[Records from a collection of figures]

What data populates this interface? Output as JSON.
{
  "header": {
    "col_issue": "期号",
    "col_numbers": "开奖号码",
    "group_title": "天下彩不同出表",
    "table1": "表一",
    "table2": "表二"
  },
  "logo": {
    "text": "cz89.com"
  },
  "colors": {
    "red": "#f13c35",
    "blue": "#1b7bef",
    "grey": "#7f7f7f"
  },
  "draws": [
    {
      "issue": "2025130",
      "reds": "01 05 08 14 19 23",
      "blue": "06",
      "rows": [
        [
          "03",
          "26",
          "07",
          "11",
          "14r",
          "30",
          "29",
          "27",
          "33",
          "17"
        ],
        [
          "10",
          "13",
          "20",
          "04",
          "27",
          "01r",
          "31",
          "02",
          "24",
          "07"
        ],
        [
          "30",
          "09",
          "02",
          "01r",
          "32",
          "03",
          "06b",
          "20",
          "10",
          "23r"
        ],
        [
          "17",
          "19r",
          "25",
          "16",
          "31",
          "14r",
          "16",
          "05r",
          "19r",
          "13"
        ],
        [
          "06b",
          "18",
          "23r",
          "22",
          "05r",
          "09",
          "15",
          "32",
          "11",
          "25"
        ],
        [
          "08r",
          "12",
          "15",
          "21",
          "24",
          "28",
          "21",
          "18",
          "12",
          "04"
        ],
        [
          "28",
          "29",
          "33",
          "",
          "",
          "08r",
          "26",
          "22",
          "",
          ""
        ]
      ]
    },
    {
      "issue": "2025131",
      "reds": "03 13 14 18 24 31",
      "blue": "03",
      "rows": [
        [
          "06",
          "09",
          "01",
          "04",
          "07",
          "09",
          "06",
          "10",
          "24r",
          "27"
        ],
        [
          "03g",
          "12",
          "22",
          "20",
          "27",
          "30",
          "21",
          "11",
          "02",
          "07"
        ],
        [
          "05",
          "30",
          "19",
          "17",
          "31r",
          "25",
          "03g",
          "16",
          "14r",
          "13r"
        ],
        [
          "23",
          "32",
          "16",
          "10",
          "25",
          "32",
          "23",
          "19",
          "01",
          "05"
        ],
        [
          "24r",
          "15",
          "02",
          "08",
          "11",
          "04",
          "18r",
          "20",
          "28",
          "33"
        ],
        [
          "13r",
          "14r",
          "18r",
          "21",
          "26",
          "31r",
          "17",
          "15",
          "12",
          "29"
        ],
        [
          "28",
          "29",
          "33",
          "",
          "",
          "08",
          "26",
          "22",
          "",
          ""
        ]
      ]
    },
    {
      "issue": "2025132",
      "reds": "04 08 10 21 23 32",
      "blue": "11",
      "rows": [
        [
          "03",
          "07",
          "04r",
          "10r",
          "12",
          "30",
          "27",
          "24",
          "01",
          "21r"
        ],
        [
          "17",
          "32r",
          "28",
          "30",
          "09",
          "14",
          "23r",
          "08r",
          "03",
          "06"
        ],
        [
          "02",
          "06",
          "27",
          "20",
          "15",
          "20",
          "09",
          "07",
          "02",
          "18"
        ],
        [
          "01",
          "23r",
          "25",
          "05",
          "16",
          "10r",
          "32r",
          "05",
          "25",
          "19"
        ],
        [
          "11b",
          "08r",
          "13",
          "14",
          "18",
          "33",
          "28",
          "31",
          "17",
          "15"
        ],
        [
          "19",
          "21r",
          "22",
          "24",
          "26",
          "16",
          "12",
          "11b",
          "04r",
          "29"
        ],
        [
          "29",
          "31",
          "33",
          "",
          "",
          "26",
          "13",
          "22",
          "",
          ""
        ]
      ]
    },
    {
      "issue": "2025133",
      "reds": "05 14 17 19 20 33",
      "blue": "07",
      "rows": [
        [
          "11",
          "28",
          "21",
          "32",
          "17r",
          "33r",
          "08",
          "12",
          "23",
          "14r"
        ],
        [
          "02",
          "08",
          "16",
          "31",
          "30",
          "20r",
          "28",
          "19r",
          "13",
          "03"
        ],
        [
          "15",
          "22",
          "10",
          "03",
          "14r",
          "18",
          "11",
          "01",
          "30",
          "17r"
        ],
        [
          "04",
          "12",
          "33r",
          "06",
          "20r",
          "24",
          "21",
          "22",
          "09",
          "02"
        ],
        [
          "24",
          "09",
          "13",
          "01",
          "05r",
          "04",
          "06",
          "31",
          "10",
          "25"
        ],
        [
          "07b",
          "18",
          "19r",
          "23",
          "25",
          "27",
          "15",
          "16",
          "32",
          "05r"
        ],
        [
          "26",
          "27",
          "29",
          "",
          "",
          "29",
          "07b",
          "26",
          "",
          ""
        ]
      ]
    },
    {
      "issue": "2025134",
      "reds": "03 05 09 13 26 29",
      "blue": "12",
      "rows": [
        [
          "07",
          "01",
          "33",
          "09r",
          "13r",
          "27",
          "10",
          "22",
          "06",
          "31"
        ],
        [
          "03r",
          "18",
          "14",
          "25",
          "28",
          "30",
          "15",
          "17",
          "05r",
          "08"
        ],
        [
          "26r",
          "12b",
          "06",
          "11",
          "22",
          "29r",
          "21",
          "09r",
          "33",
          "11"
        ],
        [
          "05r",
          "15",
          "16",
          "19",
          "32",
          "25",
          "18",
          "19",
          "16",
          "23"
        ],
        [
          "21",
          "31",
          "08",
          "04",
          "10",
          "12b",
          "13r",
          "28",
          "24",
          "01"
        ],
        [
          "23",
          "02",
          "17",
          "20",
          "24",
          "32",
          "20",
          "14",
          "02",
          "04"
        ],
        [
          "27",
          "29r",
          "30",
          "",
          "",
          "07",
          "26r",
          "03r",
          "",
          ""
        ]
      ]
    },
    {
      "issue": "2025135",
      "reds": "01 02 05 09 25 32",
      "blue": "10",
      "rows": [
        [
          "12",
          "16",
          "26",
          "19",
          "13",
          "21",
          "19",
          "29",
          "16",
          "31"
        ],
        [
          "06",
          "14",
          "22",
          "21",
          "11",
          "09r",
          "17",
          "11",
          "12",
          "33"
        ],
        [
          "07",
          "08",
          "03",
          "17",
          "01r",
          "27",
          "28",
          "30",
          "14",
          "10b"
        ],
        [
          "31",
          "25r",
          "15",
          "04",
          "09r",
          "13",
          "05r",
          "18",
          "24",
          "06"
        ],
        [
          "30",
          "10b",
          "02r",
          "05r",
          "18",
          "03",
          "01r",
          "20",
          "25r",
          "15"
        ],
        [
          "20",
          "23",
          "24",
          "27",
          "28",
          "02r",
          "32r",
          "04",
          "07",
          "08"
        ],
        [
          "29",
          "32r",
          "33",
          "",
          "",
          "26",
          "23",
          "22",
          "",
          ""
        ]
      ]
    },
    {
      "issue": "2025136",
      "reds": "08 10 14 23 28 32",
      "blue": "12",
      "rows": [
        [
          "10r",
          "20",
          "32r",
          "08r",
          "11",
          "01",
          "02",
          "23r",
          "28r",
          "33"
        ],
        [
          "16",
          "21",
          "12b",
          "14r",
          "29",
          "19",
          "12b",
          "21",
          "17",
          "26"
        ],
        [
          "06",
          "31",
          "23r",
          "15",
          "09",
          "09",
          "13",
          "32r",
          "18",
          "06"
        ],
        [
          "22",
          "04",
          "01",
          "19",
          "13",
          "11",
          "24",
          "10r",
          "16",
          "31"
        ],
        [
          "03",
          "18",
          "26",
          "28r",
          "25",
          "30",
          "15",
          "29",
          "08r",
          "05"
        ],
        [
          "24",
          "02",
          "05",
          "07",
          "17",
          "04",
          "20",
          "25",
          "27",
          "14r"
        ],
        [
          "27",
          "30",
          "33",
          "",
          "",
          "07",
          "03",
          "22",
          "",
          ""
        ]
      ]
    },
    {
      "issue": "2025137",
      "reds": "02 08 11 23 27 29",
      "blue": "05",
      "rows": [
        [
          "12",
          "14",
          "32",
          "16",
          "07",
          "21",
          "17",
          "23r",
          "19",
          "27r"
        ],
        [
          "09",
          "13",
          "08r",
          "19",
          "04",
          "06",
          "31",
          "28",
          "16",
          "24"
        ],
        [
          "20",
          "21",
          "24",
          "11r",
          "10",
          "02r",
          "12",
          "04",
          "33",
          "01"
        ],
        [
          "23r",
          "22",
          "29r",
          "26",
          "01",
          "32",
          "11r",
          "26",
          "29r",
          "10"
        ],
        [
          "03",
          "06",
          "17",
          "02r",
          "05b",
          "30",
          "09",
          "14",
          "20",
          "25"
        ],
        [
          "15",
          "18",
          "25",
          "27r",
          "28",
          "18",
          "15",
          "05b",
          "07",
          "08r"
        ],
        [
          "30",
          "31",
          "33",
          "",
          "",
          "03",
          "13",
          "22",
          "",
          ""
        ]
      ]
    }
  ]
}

> _Work to do_
What is the number of lines in the records above that include the word "reds"? Reply with that number and nothing more.

> _Reply_
8